• Directions for this task:
Gather all lines in the entries that include the word "razem".

• Items:
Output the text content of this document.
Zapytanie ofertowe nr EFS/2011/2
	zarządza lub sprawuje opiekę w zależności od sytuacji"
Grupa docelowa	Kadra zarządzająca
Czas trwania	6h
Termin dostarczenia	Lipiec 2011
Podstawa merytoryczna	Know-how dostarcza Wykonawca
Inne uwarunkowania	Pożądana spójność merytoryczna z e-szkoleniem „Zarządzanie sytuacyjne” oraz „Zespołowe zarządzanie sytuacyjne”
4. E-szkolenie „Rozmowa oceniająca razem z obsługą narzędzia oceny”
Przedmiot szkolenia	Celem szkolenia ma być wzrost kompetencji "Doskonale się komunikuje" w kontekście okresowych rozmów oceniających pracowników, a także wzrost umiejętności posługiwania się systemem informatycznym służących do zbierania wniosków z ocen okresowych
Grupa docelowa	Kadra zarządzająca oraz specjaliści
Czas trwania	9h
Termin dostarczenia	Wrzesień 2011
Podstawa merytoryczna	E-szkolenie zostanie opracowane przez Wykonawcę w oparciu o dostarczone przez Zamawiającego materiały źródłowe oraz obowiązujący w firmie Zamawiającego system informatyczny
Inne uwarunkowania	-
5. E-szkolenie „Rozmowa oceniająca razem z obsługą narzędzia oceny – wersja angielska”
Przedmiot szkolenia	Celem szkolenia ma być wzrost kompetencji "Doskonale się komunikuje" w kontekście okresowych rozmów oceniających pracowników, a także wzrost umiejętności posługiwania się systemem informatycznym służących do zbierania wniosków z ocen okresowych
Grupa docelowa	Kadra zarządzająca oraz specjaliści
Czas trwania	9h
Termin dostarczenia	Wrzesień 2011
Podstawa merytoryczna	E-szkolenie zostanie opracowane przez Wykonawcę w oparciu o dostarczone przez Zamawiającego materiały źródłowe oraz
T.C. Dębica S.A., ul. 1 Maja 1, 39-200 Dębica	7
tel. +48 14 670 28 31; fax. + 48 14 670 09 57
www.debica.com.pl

• Answer to the task:
4. E-szkolenie „Rozmowa oceniająca razem z obsługą narzędzia oceny”
5. E-szkolenie „Rozmowa oceniająca razem z obsługą narzędzia oceny – wersja angielska”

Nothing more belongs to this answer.